WHAT IS REQUIRED
Bring together all lines from the listing below that contain the string "business".

MATERIAL FOR THE TASK

-*-

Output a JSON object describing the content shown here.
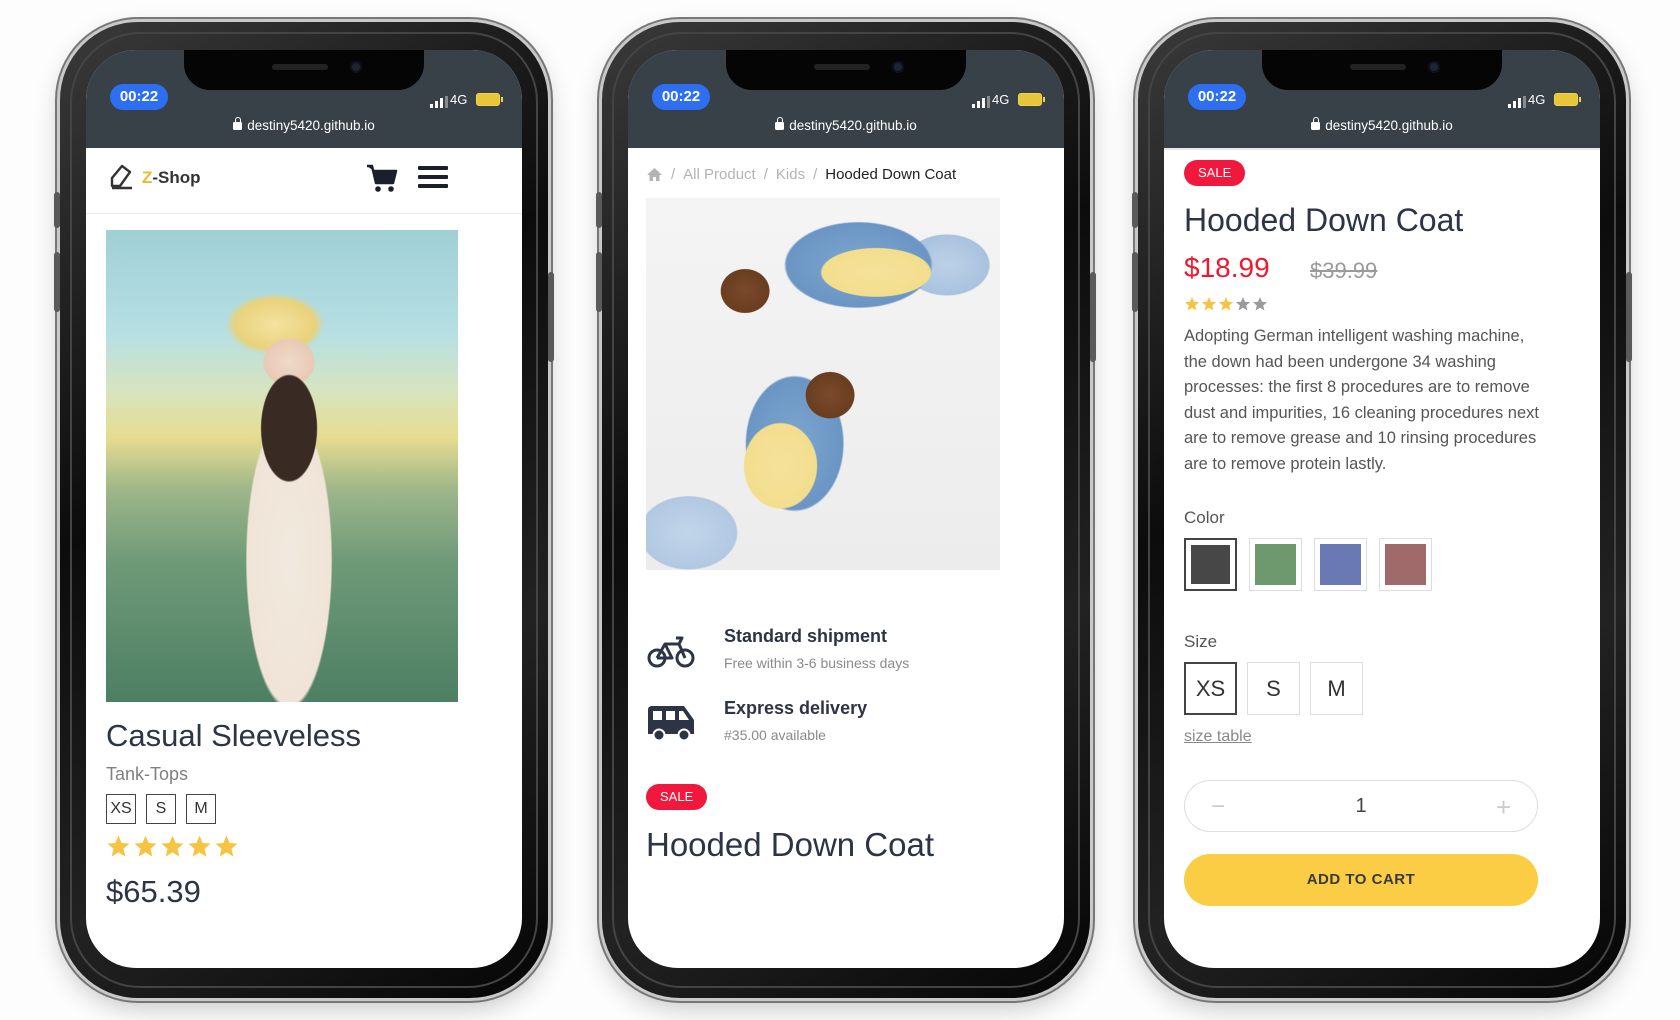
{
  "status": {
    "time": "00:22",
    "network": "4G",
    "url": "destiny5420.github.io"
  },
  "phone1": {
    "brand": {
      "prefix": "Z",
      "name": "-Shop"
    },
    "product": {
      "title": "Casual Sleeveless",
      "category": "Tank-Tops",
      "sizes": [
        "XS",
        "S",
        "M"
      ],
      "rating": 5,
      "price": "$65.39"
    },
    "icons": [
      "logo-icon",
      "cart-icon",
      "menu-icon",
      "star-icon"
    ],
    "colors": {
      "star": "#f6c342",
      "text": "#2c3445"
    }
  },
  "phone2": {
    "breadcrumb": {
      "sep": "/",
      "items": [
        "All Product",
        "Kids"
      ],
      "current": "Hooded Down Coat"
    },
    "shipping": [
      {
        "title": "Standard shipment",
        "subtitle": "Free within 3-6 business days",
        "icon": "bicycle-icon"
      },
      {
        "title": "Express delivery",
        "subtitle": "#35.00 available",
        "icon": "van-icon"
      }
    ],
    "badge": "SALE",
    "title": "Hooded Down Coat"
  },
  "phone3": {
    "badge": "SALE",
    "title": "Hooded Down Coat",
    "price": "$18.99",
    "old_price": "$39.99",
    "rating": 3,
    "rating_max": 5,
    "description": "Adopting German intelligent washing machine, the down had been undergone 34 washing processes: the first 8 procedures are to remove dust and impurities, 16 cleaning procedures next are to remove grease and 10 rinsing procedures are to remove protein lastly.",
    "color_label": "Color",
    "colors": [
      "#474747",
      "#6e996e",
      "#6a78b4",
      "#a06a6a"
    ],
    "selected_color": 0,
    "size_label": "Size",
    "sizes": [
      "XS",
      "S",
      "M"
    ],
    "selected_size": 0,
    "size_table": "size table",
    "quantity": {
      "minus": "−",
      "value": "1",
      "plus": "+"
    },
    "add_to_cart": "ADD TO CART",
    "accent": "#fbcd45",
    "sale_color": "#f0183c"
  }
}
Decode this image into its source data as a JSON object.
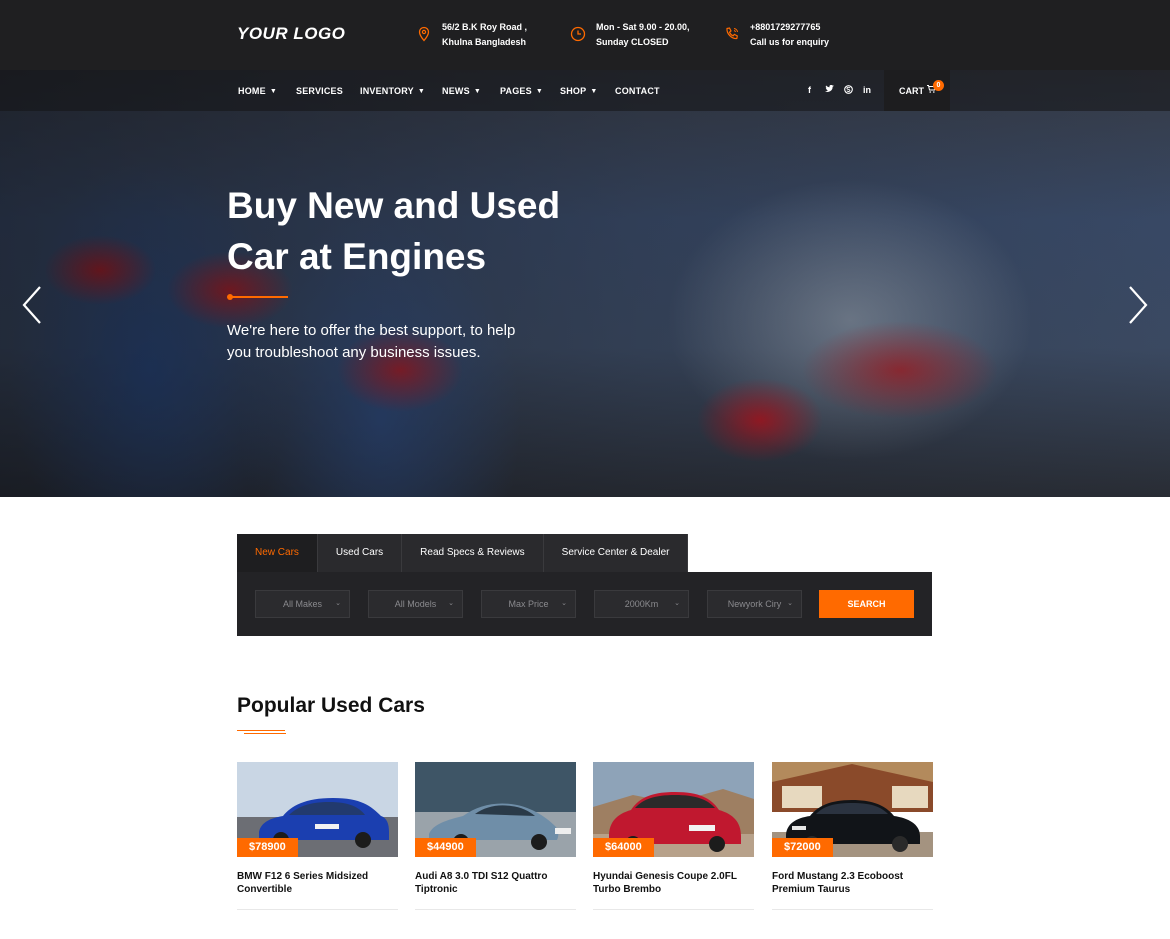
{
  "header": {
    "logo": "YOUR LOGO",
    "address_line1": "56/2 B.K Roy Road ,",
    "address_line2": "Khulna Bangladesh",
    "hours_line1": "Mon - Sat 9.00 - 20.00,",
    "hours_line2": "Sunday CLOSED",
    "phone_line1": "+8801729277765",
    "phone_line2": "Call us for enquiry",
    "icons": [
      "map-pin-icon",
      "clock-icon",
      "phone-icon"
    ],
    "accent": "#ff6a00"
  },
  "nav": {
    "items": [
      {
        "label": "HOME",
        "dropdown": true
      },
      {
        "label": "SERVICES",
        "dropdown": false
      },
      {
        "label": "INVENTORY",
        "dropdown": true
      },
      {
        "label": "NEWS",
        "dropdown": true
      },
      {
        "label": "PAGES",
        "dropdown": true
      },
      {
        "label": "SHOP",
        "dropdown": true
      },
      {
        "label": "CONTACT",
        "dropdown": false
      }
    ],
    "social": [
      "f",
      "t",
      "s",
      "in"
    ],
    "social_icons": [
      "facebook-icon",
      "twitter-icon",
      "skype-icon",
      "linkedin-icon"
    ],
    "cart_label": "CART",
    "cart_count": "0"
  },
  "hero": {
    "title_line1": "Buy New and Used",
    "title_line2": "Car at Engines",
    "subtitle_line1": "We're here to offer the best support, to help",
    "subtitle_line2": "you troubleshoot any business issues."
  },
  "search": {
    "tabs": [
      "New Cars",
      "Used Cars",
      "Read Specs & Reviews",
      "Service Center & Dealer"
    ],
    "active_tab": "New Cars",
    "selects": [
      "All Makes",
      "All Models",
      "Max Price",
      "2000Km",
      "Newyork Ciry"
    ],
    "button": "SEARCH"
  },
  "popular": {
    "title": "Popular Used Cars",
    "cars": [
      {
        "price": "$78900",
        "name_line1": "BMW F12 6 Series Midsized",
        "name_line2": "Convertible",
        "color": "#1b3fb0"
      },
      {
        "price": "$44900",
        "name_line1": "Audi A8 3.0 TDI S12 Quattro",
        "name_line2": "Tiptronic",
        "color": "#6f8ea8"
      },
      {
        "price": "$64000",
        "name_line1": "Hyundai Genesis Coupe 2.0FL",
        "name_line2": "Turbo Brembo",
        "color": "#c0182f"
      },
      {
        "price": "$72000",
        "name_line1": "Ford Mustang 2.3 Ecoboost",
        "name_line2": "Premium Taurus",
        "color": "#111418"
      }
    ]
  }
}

-*-

RESPONSE FOR THIS EXERCISE
        "subtitle": "Free within 3-6 business days",
    "subtitle_line2": "you troubleshoot any business issues."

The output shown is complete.